Report how many lines of the records below include the word "Luzes". Give nothing but the number.

Records from a collection
- - - -

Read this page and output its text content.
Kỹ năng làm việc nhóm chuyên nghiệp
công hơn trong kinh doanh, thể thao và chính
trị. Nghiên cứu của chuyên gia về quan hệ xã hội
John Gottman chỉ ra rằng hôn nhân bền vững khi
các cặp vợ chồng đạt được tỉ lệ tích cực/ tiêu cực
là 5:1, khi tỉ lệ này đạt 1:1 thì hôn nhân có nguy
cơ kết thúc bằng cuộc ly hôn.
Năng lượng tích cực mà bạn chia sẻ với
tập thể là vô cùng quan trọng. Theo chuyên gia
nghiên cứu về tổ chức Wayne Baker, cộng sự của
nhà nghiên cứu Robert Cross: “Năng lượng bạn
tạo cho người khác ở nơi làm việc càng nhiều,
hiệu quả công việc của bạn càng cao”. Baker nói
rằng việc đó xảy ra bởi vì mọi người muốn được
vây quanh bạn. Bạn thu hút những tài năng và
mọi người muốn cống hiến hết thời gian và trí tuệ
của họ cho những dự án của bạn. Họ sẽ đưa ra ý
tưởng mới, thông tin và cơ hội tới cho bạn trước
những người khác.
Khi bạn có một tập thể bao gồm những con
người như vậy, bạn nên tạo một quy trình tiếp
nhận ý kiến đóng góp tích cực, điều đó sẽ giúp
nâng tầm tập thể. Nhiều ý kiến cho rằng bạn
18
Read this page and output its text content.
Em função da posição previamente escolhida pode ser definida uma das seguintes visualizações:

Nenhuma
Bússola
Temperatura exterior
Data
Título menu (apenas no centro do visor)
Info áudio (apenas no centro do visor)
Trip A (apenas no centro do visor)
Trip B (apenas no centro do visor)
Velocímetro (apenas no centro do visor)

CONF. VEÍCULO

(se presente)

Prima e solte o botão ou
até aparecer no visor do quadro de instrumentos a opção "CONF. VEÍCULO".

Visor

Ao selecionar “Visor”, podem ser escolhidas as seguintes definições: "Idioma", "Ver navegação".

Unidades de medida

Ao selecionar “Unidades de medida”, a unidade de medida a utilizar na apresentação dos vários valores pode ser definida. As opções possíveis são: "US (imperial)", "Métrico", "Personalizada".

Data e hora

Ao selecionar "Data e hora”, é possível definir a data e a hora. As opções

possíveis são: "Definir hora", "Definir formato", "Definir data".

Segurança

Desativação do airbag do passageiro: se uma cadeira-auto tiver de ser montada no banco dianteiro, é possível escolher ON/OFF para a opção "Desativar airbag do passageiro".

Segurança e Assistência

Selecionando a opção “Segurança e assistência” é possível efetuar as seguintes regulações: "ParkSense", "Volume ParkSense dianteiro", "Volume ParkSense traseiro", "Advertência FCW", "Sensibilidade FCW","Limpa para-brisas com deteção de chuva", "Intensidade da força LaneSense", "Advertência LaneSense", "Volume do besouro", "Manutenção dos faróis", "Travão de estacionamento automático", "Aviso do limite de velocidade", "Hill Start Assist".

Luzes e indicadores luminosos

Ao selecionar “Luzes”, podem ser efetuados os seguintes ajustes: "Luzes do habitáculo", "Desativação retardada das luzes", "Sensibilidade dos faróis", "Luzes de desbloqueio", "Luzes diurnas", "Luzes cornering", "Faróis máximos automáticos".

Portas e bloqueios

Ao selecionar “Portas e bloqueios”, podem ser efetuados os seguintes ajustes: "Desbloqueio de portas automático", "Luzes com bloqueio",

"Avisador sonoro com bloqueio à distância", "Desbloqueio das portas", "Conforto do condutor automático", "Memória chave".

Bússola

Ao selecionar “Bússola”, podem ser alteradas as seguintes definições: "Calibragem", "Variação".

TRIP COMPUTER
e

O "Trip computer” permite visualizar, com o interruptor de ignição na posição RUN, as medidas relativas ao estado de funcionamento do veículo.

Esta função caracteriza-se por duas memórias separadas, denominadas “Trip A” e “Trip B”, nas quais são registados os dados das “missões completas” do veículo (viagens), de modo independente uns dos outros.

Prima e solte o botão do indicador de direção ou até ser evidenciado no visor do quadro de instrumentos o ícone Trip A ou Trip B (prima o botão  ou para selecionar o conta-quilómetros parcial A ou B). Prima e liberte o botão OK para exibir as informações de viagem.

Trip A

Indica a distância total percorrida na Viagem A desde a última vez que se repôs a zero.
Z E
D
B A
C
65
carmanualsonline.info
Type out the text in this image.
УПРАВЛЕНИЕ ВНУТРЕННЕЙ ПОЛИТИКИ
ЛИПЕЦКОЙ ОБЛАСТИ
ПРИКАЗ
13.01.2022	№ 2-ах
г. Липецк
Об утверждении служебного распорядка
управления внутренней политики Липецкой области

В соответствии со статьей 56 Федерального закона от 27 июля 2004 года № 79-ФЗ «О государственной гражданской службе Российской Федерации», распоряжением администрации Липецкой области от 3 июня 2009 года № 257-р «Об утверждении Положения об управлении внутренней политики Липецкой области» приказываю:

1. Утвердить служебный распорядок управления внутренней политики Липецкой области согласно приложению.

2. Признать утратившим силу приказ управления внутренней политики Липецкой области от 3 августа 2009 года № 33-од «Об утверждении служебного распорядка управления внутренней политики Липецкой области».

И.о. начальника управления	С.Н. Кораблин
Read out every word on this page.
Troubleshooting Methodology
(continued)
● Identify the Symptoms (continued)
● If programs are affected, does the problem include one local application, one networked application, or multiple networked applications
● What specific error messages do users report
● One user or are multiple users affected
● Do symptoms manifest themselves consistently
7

- - - -

▸ EXPECTED OUTPUT
3